In the following material, identify every line holding the string "into" and return it.

..............................

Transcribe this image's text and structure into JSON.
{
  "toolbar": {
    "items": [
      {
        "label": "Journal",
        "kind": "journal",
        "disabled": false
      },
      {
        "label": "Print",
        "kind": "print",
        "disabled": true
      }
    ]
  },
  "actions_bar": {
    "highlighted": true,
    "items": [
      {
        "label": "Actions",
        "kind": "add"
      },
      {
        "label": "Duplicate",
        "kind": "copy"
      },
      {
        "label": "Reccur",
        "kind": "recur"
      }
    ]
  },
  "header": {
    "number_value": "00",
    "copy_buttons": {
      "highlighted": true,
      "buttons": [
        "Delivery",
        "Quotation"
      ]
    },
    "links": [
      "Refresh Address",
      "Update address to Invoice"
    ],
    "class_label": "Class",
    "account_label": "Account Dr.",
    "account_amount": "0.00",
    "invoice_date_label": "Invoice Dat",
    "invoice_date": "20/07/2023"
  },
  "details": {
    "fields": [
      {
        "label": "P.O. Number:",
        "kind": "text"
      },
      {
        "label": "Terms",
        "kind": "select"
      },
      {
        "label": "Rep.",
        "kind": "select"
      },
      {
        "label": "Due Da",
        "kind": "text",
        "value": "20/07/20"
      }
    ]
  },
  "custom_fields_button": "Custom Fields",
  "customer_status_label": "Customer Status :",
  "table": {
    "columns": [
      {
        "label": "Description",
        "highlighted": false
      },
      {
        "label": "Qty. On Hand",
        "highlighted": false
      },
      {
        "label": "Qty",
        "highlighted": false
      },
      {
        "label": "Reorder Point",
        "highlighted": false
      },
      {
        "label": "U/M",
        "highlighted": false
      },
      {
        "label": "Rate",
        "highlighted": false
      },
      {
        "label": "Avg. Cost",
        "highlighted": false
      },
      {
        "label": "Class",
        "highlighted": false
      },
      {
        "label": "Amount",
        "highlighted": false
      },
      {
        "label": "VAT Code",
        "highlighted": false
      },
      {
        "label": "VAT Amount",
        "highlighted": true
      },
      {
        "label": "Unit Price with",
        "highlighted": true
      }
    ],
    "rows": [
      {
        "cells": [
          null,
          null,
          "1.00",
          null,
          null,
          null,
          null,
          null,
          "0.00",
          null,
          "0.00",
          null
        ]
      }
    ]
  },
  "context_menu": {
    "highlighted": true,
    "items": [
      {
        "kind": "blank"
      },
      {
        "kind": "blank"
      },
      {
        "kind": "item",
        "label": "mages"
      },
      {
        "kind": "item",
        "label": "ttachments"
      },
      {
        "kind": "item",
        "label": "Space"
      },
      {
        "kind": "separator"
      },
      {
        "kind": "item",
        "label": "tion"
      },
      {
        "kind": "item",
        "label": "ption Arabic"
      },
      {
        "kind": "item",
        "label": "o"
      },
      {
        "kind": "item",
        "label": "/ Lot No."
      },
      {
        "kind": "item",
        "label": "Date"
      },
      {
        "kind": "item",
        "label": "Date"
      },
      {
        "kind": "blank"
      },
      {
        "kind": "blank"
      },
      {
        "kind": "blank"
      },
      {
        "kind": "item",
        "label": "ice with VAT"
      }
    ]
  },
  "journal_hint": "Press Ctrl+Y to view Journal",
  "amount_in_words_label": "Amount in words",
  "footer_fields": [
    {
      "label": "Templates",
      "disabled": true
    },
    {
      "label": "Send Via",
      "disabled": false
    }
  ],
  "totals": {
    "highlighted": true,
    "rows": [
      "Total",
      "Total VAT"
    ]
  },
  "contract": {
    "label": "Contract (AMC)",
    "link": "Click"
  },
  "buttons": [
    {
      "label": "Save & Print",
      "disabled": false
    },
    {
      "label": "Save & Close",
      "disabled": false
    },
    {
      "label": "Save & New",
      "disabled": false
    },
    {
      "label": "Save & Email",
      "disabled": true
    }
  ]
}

..............................

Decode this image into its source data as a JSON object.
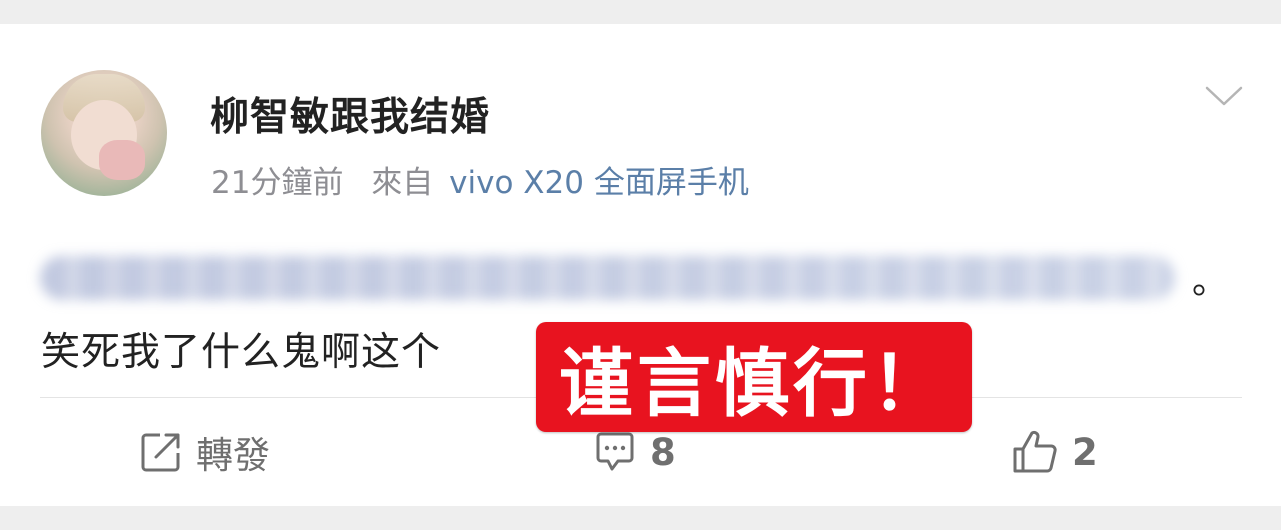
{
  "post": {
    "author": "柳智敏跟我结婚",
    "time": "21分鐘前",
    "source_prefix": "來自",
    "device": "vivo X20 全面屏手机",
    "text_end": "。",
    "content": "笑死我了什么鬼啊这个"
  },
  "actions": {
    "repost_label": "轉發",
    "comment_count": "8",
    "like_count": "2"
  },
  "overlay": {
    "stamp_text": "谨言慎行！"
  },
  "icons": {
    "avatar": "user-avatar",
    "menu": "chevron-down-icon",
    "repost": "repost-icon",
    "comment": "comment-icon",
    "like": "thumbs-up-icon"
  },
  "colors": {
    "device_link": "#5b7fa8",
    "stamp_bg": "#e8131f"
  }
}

..............................

Result:
Transcribe this image's text and structure into JSON.
Decode this image into its source data as a JSON object.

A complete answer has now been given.